Begin

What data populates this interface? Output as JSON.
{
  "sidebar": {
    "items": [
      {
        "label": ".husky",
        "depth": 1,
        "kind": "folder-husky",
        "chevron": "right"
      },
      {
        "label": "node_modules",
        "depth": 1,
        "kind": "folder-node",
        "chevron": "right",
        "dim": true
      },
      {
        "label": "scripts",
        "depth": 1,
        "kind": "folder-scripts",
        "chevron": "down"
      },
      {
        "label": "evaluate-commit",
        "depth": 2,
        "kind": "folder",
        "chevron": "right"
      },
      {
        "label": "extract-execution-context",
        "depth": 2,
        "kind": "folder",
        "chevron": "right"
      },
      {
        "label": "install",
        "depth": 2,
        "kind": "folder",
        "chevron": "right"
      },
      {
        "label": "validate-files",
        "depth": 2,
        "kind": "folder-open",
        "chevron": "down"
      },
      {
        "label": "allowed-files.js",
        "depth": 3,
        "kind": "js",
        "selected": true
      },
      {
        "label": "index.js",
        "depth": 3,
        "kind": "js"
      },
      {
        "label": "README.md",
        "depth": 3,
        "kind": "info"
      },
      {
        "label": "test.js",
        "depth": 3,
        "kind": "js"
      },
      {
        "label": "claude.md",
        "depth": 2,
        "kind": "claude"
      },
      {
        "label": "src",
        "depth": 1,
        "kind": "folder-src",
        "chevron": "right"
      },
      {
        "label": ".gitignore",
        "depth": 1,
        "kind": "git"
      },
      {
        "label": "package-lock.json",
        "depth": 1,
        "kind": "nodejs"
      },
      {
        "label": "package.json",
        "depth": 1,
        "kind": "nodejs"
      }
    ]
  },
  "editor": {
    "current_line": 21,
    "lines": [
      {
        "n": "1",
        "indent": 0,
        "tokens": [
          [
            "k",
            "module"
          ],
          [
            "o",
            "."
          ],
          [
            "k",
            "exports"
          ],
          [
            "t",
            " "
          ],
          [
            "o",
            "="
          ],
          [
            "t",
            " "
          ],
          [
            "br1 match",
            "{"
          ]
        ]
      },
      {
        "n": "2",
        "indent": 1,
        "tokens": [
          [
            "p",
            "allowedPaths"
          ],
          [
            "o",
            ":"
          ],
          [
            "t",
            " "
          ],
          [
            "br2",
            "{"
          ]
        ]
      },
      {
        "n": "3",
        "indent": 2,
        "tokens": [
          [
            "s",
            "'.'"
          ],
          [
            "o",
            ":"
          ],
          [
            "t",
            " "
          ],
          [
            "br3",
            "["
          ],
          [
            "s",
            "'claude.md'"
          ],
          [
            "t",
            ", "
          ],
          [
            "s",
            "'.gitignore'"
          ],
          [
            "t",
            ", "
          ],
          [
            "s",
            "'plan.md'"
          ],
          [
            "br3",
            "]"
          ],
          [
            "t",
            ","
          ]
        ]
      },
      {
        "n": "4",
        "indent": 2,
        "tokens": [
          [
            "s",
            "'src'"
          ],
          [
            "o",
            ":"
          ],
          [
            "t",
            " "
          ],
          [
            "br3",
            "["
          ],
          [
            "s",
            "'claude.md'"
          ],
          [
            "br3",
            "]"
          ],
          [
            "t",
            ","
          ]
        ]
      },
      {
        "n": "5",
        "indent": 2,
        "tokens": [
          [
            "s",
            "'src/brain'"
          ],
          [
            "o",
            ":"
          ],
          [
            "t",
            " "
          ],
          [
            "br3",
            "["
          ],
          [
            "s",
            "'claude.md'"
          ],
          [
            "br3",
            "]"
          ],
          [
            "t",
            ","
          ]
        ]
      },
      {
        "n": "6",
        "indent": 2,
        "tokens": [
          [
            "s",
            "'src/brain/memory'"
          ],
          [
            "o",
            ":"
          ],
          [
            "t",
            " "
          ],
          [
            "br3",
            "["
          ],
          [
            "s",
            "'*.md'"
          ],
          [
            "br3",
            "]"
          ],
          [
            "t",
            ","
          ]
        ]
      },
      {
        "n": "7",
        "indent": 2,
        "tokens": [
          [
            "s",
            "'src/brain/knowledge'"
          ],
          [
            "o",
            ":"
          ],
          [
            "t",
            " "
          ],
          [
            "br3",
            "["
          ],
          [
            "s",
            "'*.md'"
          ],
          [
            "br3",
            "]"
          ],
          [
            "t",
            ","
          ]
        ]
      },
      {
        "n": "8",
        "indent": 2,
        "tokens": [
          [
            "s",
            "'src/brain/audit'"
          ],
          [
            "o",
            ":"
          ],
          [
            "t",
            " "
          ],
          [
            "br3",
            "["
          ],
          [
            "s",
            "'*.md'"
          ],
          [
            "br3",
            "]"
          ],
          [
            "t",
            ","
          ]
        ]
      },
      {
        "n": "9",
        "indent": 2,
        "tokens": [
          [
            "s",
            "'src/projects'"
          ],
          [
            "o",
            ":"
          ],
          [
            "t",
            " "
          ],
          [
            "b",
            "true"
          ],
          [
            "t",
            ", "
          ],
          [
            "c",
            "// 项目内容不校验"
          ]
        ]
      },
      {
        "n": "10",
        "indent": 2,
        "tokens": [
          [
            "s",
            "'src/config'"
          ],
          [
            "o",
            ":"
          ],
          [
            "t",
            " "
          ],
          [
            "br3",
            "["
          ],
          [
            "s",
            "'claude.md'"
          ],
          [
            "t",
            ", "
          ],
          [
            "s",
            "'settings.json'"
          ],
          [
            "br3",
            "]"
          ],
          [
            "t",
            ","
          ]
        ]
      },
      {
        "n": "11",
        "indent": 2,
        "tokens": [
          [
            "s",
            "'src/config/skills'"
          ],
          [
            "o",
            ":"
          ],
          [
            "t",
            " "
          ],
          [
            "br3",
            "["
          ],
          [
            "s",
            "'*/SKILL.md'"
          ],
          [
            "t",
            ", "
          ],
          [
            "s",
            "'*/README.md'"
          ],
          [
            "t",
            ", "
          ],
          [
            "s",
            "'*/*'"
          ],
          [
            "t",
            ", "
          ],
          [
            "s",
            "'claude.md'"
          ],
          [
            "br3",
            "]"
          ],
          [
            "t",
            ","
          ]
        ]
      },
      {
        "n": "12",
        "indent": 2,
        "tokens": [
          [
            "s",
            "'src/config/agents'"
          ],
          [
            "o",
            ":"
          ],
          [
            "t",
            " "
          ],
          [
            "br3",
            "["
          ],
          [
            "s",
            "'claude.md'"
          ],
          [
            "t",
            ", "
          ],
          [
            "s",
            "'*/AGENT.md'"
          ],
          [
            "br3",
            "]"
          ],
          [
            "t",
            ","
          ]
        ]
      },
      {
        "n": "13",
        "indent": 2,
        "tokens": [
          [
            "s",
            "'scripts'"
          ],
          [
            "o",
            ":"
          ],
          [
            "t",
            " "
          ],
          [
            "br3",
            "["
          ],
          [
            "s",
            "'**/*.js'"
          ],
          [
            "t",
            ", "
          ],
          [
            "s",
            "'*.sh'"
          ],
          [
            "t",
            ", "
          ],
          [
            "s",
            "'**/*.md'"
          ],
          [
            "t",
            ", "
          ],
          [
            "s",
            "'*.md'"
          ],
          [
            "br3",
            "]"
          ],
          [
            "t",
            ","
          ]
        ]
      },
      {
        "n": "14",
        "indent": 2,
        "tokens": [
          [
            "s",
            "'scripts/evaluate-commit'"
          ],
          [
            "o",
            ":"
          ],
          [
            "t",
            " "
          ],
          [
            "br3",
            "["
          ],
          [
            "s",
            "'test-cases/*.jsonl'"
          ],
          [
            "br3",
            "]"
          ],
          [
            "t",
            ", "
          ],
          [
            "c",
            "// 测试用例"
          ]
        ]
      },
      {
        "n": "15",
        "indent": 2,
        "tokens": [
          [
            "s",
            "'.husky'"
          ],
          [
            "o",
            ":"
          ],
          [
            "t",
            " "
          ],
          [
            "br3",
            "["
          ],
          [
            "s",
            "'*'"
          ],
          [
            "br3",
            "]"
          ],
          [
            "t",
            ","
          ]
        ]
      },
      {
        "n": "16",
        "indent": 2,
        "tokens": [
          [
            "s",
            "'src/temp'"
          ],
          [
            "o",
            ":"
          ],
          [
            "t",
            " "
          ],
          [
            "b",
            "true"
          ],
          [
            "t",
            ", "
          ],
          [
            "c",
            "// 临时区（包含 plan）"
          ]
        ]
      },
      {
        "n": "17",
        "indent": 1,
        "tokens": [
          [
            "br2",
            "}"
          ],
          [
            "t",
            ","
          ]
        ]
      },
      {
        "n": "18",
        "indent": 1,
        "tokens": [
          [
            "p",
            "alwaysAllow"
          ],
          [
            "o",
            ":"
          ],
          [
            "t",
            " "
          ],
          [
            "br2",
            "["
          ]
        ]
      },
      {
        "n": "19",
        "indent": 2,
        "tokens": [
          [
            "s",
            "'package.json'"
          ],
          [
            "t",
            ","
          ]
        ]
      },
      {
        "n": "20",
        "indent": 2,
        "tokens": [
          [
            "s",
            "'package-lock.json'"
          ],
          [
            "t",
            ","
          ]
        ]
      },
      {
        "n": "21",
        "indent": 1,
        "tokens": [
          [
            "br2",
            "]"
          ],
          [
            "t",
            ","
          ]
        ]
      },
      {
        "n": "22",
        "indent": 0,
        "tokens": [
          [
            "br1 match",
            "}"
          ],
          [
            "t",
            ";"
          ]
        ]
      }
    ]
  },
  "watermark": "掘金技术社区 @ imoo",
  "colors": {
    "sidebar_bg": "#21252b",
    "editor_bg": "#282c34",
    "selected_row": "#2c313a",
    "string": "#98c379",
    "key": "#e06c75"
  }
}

End

Review the preceding data and report every line that includes the string "lock".

        "label": "package-lock.json",
            "'package-lock.json'"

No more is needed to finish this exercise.